STATED GOAL >> Copy out every line that contains the word "South".

Extracted records:
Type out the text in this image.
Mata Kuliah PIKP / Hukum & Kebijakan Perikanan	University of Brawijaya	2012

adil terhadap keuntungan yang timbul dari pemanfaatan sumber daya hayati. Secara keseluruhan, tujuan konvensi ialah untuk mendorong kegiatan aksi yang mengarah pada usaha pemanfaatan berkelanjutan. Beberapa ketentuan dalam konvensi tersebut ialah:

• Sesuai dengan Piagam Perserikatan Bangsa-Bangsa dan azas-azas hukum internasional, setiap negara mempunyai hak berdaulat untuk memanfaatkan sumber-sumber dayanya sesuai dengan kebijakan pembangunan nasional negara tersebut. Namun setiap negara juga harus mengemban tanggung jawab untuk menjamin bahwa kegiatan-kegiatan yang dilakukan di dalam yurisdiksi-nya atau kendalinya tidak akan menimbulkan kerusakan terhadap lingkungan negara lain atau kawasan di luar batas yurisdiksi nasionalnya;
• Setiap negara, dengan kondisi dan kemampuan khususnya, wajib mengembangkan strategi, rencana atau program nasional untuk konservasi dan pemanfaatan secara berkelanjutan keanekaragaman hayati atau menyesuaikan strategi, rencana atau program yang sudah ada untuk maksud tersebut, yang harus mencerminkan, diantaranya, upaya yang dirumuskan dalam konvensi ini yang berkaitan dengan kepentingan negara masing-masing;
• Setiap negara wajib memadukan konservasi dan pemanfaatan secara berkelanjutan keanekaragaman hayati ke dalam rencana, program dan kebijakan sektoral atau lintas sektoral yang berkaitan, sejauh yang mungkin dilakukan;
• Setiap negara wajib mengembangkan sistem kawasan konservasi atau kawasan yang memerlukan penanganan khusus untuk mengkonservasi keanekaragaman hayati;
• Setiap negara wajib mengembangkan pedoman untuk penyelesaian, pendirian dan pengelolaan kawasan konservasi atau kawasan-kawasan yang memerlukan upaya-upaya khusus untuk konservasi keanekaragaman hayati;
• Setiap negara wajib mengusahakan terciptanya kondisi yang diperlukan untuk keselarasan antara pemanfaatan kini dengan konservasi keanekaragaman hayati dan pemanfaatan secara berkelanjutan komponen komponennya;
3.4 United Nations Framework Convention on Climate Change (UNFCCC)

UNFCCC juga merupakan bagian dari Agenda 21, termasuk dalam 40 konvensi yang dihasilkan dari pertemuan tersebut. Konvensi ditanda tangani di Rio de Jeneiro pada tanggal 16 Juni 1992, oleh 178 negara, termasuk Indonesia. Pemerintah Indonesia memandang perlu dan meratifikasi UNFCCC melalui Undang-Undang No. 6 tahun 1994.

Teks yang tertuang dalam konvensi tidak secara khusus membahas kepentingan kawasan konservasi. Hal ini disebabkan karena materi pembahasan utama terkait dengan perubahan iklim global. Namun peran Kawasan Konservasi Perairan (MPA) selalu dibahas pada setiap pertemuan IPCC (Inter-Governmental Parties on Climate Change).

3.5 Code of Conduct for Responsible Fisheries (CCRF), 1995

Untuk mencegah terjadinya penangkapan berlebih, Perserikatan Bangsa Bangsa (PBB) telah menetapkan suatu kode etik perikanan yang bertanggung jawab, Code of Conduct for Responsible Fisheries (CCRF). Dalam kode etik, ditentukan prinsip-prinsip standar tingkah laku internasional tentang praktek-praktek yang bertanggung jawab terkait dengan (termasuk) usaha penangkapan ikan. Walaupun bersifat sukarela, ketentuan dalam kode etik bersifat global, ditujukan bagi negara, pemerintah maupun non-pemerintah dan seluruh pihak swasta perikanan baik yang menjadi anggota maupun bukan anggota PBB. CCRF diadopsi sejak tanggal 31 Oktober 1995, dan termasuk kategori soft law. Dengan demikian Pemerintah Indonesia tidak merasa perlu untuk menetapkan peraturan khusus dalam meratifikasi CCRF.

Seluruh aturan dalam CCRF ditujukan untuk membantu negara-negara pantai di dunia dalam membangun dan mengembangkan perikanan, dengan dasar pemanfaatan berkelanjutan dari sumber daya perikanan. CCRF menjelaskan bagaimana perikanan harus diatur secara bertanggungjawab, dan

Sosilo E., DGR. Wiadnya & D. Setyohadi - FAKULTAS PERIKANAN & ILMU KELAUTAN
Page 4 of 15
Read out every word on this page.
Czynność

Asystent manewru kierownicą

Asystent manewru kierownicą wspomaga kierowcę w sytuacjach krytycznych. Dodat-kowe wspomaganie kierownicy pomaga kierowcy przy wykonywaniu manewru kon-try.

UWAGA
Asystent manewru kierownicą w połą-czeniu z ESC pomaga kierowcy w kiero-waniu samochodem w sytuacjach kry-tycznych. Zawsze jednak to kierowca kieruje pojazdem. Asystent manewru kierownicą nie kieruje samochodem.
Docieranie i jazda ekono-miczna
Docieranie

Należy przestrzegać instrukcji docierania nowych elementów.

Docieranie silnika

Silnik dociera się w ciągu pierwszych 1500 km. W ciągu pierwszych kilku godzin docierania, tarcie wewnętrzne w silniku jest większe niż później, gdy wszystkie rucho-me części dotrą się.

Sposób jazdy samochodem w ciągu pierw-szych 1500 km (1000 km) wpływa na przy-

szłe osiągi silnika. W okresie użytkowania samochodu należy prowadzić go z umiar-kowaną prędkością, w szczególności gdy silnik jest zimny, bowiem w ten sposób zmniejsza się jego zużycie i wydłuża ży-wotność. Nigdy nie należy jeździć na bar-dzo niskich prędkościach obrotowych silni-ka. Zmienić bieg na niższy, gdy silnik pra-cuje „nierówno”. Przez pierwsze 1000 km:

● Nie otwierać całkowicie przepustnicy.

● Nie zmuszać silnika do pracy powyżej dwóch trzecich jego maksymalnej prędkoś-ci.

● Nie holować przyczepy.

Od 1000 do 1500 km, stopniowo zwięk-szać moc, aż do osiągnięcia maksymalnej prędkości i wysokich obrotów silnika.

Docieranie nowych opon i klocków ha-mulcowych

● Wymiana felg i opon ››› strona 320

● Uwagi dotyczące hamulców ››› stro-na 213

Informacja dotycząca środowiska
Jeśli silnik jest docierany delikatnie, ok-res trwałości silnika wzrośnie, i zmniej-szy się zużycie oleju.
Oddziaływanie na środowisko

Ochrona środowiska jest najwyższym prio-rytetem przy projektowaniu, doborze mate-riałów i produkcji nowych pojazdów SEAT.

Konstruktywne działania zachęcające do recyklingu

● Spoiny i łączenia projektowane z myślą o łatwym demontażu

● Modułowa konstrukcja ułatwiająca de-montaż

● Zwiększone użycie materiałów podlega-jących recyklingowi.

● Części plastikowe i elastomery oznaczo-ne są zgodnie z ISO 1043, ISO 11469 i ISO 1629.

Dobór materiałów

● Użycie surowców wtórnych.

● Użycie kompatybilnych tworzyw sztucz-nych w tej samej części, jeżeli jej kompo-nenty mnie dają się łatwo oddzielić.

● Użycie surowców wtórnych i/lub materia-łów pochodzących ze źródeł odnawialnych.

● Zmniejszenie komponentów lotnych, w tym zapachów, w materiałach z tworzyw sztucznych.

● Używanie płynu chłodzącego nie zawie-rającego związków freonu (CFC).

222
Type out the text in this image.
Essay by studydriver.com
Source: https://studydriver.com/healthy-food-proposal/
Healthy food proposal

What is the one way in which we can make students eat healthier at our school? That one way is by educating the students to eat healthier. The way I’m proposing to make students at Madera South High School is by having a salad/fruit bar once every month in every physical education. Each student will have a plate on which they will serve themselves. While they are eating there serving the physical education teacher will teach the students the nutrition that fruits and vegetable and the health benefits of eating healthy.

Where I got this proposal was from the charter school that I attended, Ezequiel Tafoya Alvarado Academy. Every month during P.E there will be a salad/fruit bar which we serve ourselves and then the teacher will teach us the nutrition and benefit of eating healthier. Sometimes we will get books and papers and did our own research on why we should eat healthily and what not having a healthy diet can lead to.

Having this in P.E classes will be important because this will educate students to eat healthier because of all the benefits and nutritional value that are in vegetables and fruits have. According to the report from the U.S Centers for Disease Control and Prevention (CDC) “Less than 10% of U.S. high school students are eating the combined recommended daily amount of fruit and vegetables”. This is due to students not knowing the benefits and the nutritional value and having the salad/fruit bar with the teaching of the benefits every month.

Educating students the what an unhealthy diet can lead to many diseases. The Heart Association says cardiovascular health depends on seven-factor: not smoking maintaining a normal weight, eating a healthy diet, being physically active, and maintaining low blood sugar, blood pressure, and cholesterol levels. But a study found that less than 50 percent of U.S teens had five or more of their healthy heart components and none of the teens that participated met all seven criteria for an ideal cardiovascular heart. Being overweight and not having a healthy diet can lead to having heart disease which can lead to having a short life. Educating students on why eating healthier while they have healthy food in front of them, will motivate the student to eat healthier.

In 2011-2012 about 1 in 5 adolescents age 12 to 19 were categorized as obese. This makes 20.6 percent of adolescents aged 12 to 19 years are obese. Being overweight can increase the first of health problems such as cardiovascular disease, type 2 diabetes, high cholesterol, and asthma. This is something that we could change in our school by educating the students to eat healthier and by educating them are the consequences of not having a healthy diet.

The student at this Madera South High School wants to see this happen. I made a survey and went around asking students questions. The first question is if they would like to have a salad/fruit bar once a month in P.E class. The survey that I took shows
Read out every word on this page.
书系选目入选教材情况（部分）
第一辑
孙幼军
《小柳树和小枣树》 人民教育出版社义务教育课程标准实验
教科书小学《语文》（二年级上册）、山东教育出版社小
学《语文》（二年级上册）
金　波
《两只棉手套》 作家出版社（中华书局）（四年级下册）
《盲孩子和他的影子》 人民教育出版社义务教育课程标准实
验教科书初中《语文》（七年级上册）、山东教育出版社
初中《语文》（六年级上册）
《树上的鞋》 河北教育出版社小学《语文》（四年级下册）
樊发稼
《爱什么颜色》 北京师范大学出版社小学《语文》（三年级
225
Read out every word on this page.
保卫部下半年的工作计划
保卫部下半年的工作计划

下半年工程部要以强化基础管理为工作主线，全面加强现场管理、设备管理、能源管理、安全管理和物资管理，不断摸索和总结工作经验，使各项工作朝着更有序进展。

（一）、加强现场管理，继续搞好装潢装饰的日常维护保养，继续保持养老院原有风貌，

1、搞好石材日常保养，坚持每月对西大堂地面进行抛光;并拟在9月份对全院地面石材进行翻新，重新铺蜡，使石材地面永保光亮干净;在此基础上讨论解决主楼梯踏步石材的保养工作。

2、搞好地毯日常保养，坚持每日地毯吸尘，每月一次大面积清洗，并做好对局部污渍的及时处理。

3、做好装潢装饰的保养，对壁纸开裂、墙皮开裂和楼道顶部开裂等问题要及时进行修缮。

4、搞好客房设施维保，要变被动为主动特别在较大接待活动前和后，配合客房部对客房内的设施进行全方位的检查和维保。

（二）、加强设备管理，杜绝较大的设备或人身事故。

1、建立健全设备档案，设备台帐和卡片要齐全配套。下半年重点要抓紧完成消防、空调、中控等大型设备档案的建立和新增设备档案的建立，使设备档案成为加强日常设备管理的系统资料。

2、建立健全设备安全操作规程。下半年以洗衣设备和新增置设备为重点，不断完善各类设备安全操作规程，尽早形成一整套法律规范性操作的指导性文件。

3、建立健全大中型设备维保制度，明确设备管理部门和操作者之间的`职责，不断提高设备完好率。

OUTPUT OF THE EXERCISE >>
What is the one way in which we can make students eat healthier at our school? That one way is by educating the students to eat healthier. The way I’m proposing to make students at Madera South High School is by having a salad/fruit bar once every month in every physical education. Each student will have a plate on which they will serve themselves. While they are eating there serving the physical education teacher will teach the students the nutrition that fruits and vegetable and the health benefits of eating healthy.
The student at this Madera South High School wants to see this happen. I made a survey and went around asking students questions. The first question is if they would like to have a salad/fruit bar once a month in P.E class. The survey that I took shows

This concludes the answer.